Records that describe figures
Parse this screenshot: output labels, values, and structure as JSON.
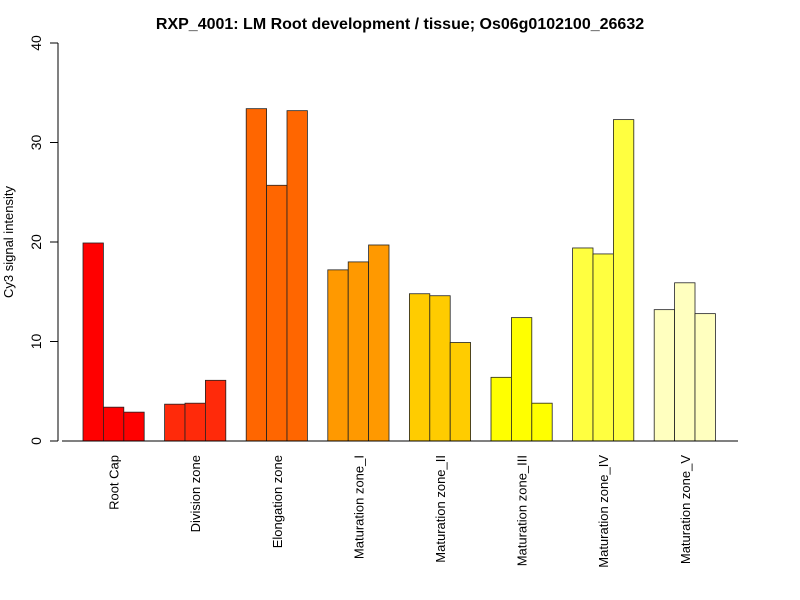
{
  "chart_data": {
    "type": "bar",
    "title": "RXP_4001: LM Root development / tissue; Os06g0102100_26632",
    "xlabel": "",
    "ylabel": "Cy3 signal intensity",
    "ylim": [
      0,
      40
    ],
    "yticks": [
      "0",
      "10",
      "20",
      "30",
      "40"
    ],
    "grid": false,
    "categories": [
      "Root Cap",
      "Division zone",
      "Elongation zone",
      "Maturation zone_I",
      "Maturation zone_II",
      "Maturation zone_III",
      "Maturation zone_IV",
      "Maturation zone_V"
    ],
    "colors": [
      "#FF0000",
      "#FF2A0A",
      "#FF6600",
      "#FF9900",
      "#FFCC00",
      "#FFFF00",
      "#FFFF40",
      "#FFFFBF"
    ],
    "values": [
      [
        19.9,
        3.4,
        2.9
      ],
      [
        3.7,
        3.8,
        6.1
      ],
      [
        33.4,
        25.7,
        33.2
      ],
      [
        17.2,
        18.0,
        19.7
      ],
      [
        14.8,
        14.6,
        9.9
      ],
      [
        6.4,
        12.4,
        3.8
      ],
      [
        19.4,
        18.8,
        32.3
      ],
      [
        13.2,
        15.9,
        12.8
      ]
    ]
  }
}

• WHAT TO PRODUCE:
How many lines in the records hold the string "Root"? Reply with the number alone.

• ANSWER BELOW:
2